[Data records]

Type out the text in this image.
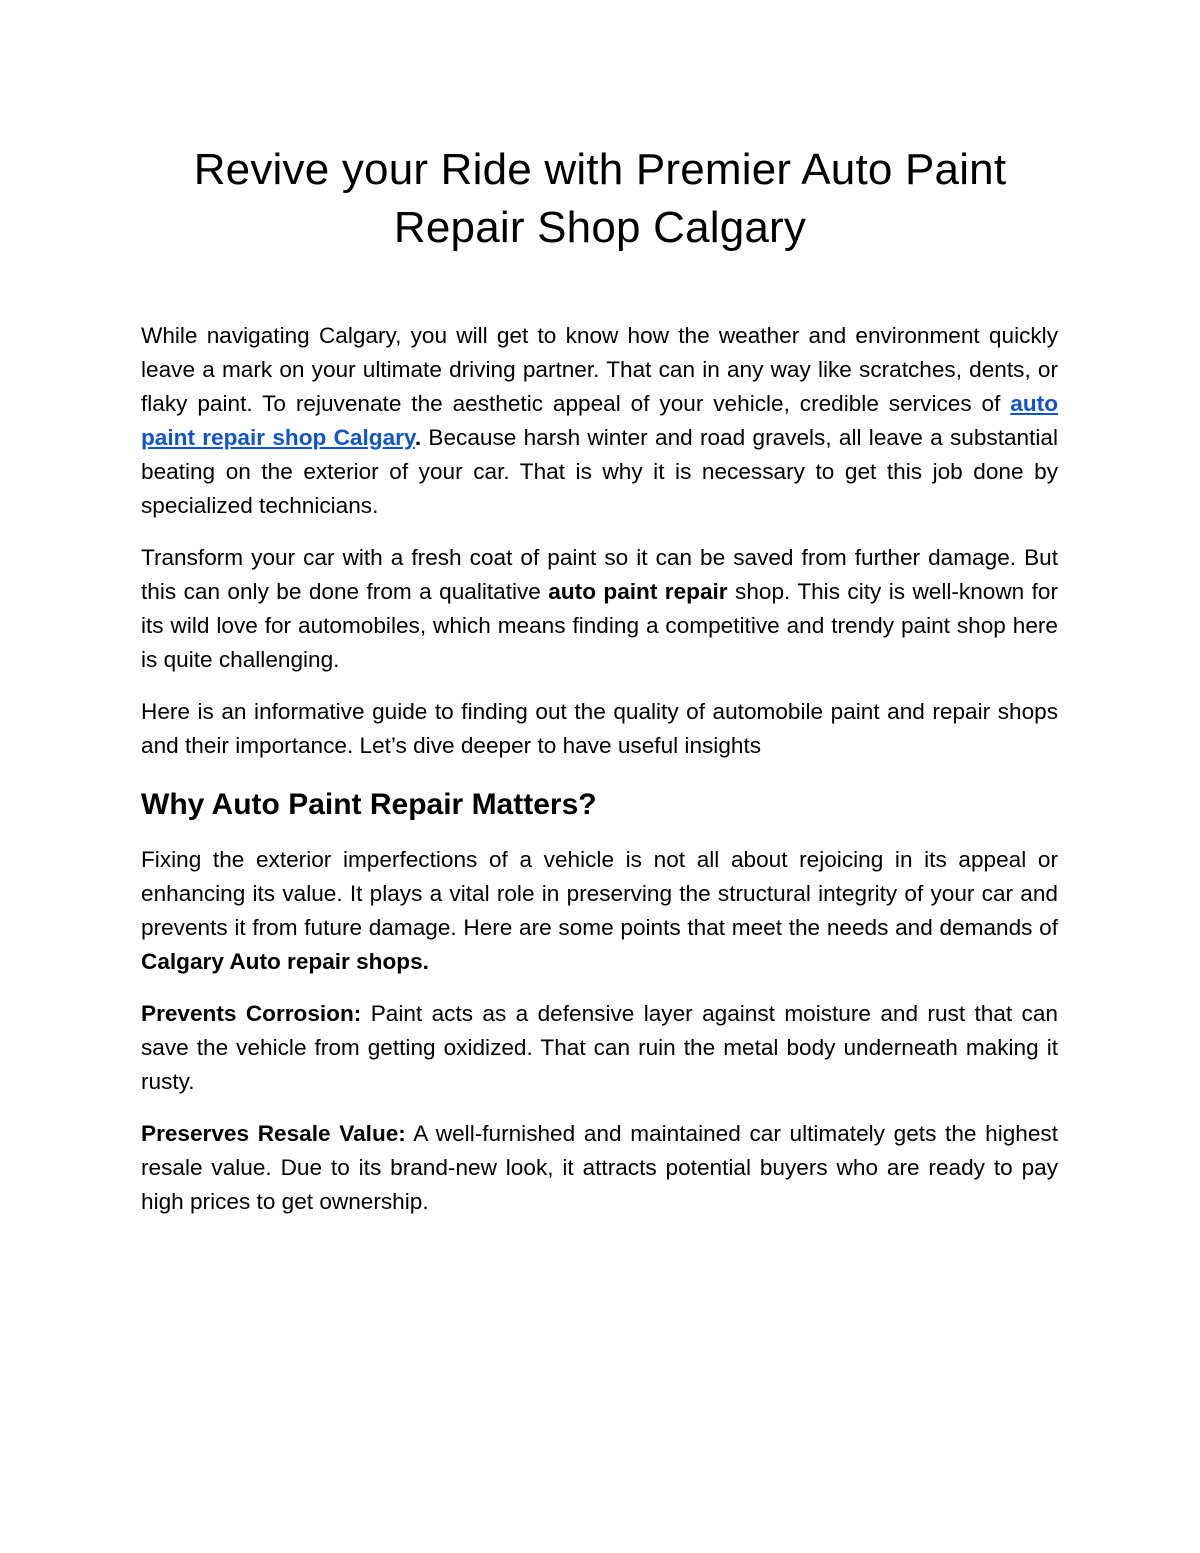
Revive your Ride with Premier Auto Paint Repair Shop Calgary

While navigating Calgary, you will get to know how the weather and environment quickly leave a mark on your ultimate driving partner. That can in any way like scratches, dents, or flaky paint. To rejuvenate the aesthetic appeal of your vehicle, credible services of auto paint repair shop Calgary. Because harsh winter and road gravels, all leave a substantial beating on the exterior of your car. That is why it is necessary to get this job done by specialized technicians.

Transform your car with a fresh coat of paint so it can be saved from further damage. But this can only be done from a qualitative auto paint repair shop. This city is well-known for its wild love for automobiles, which means finding a competitive and trendy paint shop here is quite challenging.

Here is an informative guide to finding out the quality of automobile paint and repair shops and their importance. Let’s dive deeper to have useful insights

Why Auto Paint Repair Matters?

Fixing the exterior imperfections of a vehicle is not all about rejoicing in its appeal or enhancing its value. It plays a vital role in preserving the structural integrity of your car and prevents it from future damage. Here are some points that meet the needs and demands of Calgary Auto repair shops.

Prevents Corrosion: Paint acts as a defensive layer against moisture and rust that can save the vehicle from getting oxidized. That can ruin the metal body underneath making it rusty.

Preserves Resale Value: A well-furnished and maintained car ultimately gets the highest resale value. Due to its brand-new look, it attracts potential buyers who are ready to pay high prices to get ownership.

GOAL
Repeat the entries exactly. Pictures are excluded from the copy.

RESPONSE TO THE TASK
Type out the text in this image.
Revive your Ride with Premier Auto Paint Repair Shop Calgary

While navigating Calgary, you will get to know how the weather and environment quickly leave a mark on your ultimate driving partner. That can in any way like scratches, dents, or flaky paint. To rejuvenate the aesthetic appeal of your vehicle, credible services of auto paint repair shop Calgary. Because harsh winter and road gravels, all leave a substantial beating on the exterior of your car. That is why it is necessary to get this job done by specialized technicians.

Transform your car with a fresh coat of paint so it can be saved from further damage. But this can only be done from a qualitative auto paint repair shop. This city is well-known for its wild love for automobiles, which means finding a competitive and trendy paint shop here is quite challenging.

Here is an informative guide to finding out the quality of automobile paint and repair shops and their importance. Let’s dive deeper to have useful insights

Why Auto Paint Repair Matters?

Fixing the exterior imperfections of a vehicle is not all about rejoicing in its appeal or enhancing its value. It plays a vital role in preserving the structural integrity of your car and prevents it from future damage. Here are some points that meet the needs and demands of Calgary Auto repair shops.

Prevents Corrosion: Paint acts as a defensive layer against moisture and rust that can save the vehicle from getting oxidized. That can ruin the metal body underneath making it rusty.

Preserves Resale Value: A well-furnished and maintained car ultimately gets the highest resale value. Due to its brand-new look, it attracts potential buyers who are ready to pay high prices to get ownership.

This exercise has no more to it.